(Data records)
-- Begin --
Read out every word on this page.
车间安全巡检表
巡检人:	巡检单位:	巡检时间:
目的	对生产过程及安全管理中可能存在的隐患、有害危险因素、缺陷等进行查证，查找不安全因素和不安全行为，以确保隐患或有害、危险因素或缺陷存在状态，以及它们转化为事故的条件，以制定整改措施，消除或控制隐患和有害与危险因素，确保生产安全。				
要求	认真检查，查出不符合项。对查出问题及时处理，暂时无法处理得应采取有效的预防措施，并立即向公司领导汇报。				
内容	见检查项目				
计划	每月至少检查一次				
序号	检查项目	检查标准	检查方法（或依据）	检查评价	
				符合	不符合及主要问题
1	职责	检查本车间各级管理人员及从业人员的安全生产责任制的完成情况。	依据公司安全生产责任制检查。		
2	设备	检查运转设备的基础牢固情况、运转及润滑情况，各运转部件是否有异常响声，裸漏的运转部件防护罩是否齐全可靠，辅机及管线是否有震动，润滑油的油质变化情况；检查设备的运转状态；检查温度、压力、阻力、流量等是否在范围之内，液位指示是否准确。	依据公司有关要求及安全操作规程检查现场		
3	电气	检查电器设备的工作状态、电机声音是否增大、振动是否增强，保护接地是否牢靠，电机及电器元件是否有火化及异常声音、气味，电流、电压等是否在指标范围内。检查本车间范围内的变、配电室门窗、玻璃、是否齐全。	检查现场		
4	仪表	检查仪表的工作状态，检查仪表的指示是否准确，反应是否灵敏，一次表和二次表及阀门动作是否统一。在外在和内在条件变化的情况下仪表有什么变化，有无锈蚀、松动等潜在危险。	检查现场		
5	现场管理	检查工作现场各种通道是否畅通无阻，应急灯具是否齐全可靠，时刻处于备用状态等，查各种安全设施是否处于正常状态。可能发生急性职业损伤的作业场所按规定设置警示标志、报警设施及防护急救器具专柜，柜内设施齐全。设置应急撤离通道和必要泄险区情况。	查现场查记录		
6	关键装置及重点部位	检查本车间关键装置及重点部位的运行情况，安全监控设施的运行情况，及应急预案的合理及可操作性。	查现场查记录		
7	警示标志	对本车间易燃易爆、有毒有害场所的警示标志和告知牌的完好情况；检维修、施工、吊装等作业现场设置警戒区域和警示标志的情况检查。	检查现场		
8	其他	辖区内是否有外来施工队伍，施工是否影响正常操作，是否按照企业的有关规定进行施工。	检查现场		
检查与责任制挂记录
-- End --
▸ **Task objective**:
Above are some records. Print them all exactly.

▸ **Response to the exercise**:
Read out every word on this page.
车间安全巡检表
巡检人:	巡检单位:	巡检时间:
目的	对生产过程及安全管理中可能存在的隐患、有害危险因素、缺陷等进行查证，查找不安全因素和不安全行为，以确保隐患或有害、危险因素或缺陷存在状态，以及它们转化为事故的条件，以制定整改措施，消除或控制隐患和有害与危险因素，确保生产安全。				
要求	认真检查，查出不符合项。对查出问题及时处理，暂时无法处理得应采取有效的预防措施，并立即向公司领导汇报。				
内容	见检查项目				
计划	每月至少检查一次				
序号	检查项目	检查标准	检查方法（或依据）	检查评价	
				符合	不符合及主要问题
1	职责	检查本车间各级管理人员及从业人员的安全生产责任制的完成情况。	依据公司安全生产责任制检查。		
2	设备	检查运转设备的基础牢固情况、运转及润滑情况，各运转部件是否有异常响声，裸漏的运转部件防护罩是否齐全可靠，辅机及管线是否有震动，润滑油的油质变化情况；检查设备的运转状态；检查温度、压力、阻力、流量等是否在范围之内，液位指示是否准确。	依据公司有关要求及安全操作规程检查现场		
3	电气	检查电器设备的工作状态、电机声音是否增大、振动是否增强，保护接地是否牢靠，电机及电器元件是否有火化及异常声音、气味，电流、电压等是否在指标范围内。检查本车间范围内的变、配电室门窗、玻璃、是否齐全。	检查现场		
4	仪表	检查仪表的工作状态，检查仪表的指示是否准确，反应是否灵敏，一次表和二次表及阀门动作是否统一。在外在和内在条件变化的情况下仪表有什么变化，有无锈蚀、松动等潜在危险。	检查现场		
5	现场管理	检查工作现场各种通道是否畅通无阻，应急灯具是否齐全可靠，时刻处于备用状态等，查各种安全设施是否处于正常状态。可能发生急性职业损伤的作业场所按规定设置警示标志、报警设施及防护急救器具专柜，柜内设施齐全。设置应急撤离通道和必要泄险区情况。	查现场查记录		
6	关键装置及重点部位	检查本车间关键装置及重点部位的运行情况，安全监控设施的运行情况，及应急预案的合理及可操作性。	查现场查记录		
7	警示标志	对本车间易燃易爆、有毒有害场所的警示标志和告知牌的完好情况；检维修、施工、吊装等作业现场设置警戒区域和警示标志的情况检查。	检查现场		
8	其他	辖区内是否有外来施工队伍，施工是否影响正常操作，是否按照企业的有关规定进行施工。	检查现场		
检查与责任制挂记录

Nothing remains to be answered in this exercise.